Materials provided:
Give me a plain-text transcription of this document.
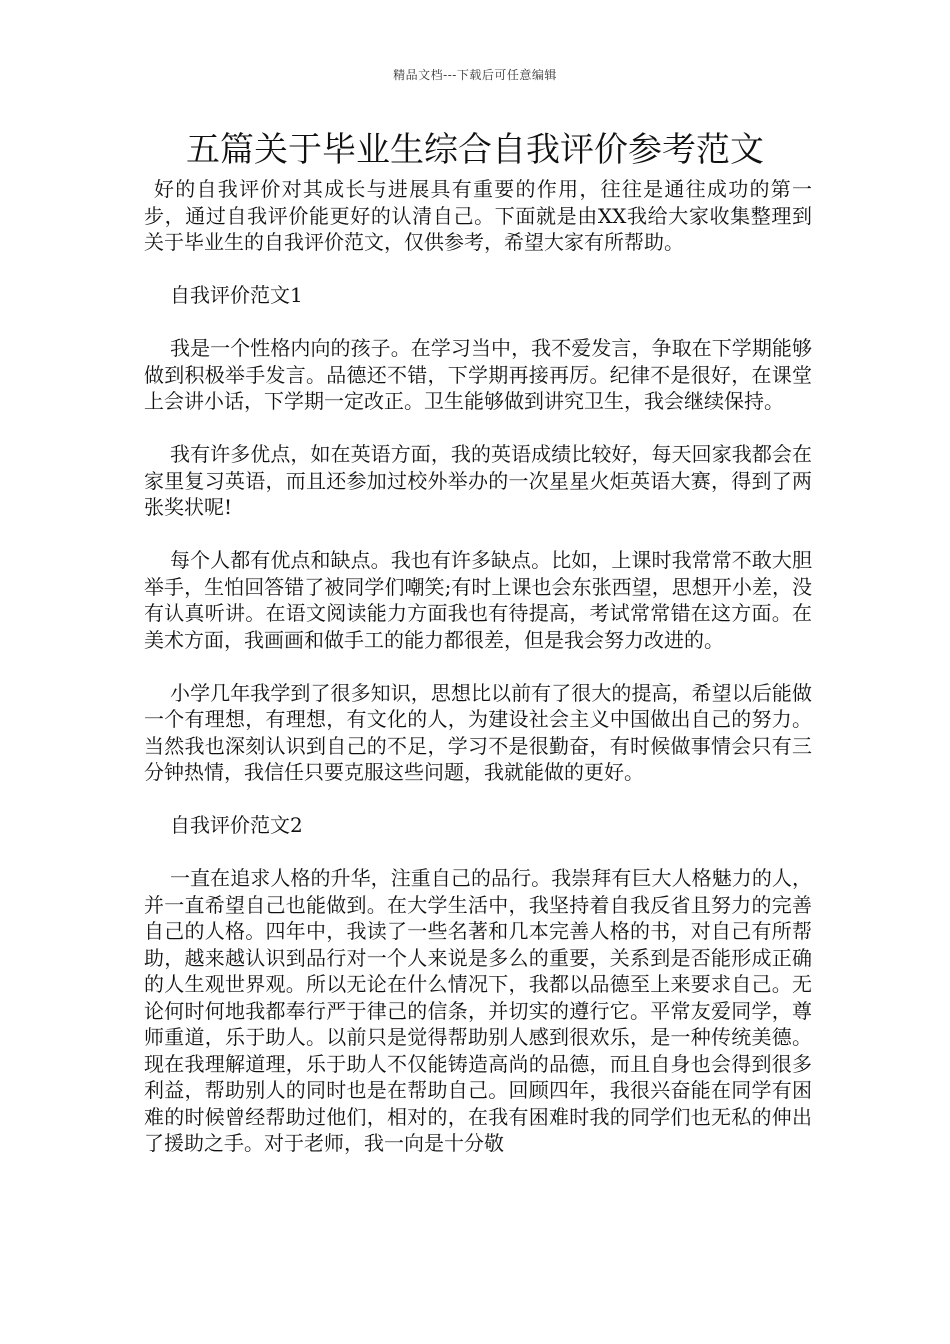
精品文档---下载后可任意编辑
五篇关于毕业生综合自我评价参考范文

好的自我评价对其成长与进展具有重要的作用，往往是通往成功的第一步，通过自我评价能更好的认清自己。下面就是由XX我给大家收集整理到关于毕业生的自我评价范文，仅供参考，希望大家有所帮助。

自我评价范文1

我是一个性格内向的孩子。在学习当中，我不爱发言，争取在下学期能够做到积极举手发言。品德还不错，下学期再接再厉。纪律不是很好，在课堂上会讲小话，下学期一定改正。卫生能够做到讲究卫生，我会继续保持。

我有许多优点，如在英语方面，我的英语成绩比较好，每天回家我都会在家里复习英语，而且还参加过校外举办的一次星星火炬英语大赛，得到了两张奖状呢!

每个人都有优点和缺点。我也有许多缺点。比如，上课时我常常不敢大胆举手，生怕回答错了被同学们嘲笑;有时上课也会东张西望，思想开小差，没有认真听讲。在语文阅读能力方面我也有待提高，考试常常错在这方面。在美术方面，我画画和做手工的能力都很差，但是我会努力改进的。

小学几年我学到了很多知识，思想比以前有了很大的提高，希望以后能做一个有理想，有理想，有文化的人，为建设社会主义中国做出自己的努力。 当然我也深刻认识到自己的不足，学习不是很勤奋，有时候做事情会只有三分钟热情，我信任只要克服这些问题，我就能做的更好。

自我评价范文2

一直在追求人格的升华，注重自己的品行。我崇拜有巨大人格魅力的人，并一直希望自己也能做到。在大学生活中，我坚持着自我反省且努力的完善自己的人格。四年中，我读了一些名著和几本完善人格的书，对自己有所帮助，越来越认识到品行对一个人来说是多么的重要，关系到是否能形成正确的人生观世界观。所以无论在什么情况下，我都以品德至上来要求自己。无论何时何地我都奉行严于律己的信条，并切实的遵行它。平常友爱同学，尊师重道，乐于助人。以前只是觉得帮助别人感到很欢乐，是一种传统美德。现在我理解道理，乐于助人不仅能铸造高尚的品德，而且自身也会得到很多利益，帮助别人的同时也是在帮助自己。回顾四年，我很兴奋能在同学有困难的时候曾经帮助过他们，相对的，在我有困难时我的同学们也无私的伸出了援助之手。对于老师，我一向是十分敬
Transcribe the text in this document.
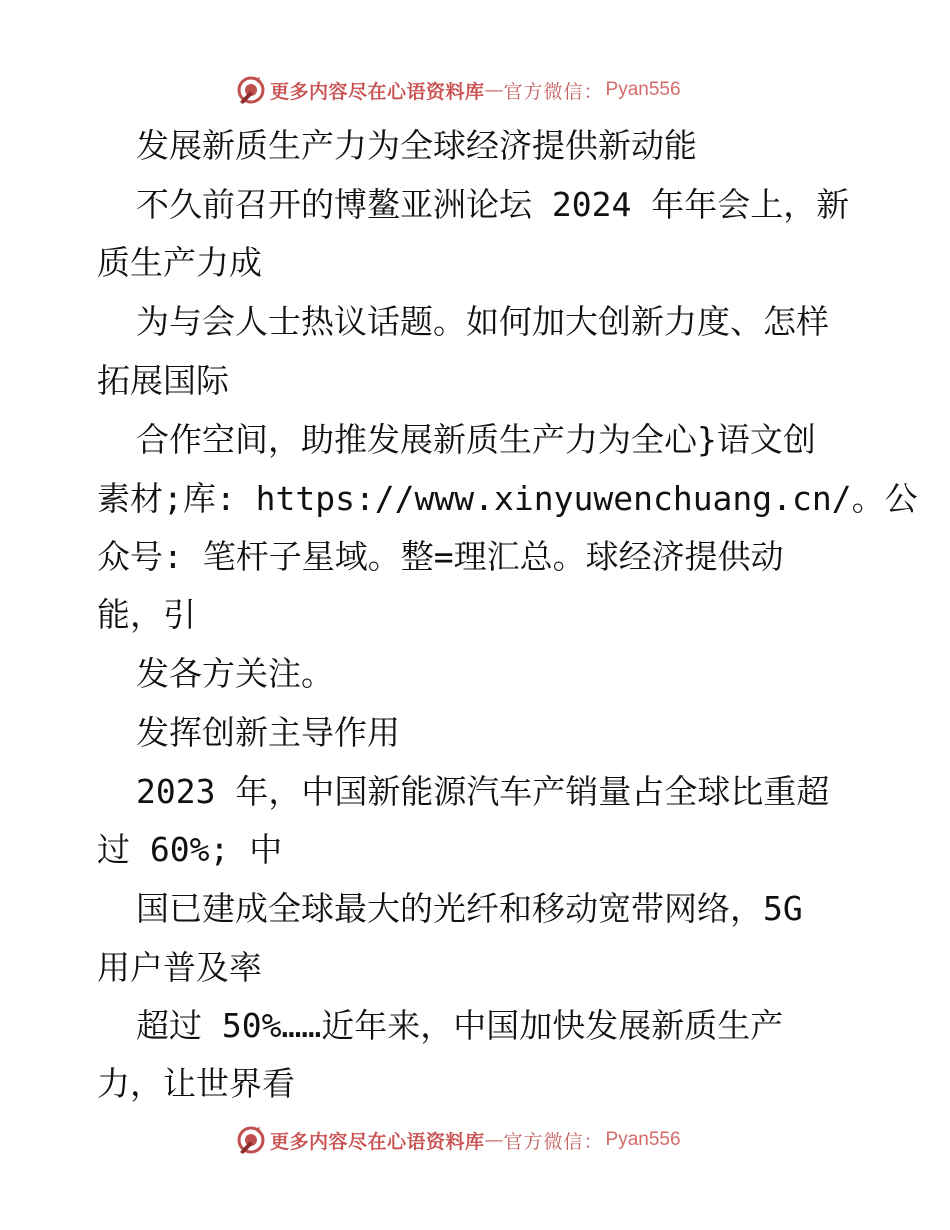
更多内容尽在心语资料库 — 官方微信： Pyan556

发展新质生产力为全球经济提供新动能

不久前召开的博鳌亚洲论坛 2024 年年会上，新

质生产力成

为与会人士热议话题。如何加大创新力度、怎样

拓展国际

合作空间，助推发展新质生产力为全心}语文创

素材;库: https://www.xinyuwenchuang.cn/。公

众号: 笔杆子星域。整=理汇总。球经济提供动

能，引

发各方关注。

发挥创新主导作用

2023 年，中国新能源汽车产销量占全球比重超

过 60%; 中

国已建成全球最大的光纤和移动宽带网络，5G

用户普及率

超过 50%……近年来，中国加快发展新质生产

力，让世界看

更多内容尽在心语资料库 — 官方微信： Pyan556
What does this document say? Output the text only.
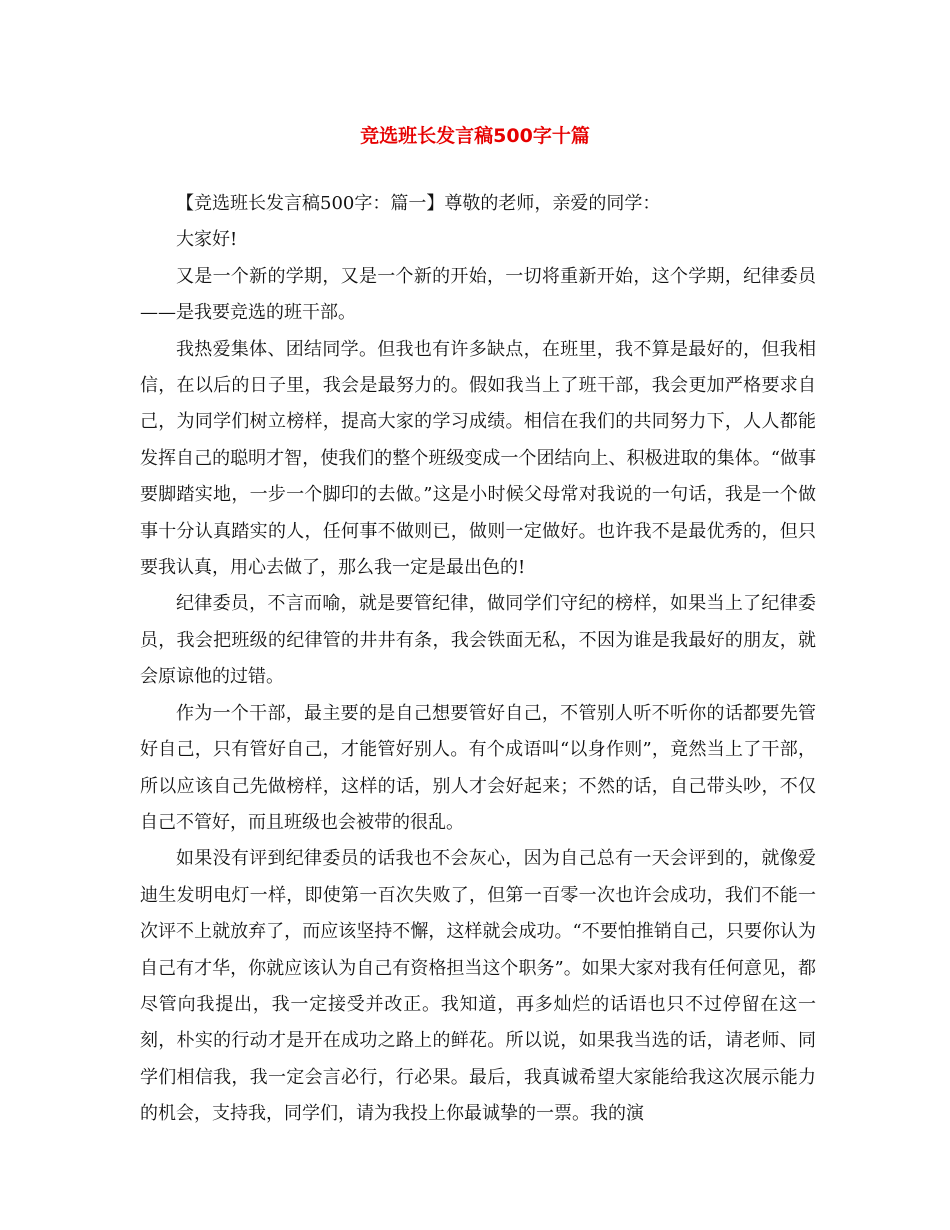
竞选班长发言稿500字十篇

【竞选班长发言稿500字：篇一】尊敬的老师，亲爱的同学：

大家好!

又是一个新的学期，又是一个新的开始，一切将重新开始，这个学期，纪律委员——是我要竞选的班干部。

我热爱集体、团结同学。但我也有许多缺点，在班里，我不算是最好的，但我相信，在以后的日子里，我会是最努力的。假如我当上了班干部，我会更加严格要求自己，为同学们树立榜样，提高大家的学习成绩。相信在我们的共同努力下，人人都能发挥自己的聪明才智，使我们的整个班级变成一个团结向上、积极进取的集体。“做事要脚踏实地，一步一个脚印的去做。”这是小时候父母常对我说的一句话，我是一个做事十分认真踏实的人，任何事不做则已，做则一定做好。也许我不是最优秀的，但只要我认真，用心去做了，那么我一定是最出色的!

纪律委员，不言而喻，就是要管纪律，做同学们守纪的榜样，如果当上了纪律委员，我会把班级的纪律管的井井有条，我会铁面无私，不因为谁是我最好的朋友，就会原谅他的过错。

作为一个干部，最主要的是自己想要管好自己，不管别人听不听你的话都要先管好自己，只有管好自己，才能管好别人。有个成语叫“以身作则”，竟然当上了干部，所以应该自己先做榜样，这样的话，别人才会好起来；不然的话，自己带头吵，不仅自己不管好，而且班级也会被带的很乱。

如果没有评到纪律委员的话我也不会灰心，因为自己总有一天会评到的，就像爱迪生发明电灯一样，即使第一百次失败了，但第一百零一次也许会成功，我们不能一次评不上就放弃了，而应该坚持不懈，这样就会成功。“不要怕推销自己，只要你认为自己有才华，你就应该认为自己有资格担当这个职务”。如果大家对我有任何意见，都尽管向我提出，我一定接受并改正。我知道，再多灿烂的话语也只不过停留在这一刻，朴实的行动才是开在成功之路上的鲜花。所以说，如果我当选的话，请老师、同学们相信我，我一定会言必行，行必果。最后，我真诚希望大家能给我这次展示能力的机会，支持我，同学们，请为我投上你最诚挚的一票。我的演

Set problem: Extract every line from the records above that contains the word "document".

Output below:
Give me a plain-text transcription of this document.
Transcribe the text in this document.
What does this document say? Output the text only.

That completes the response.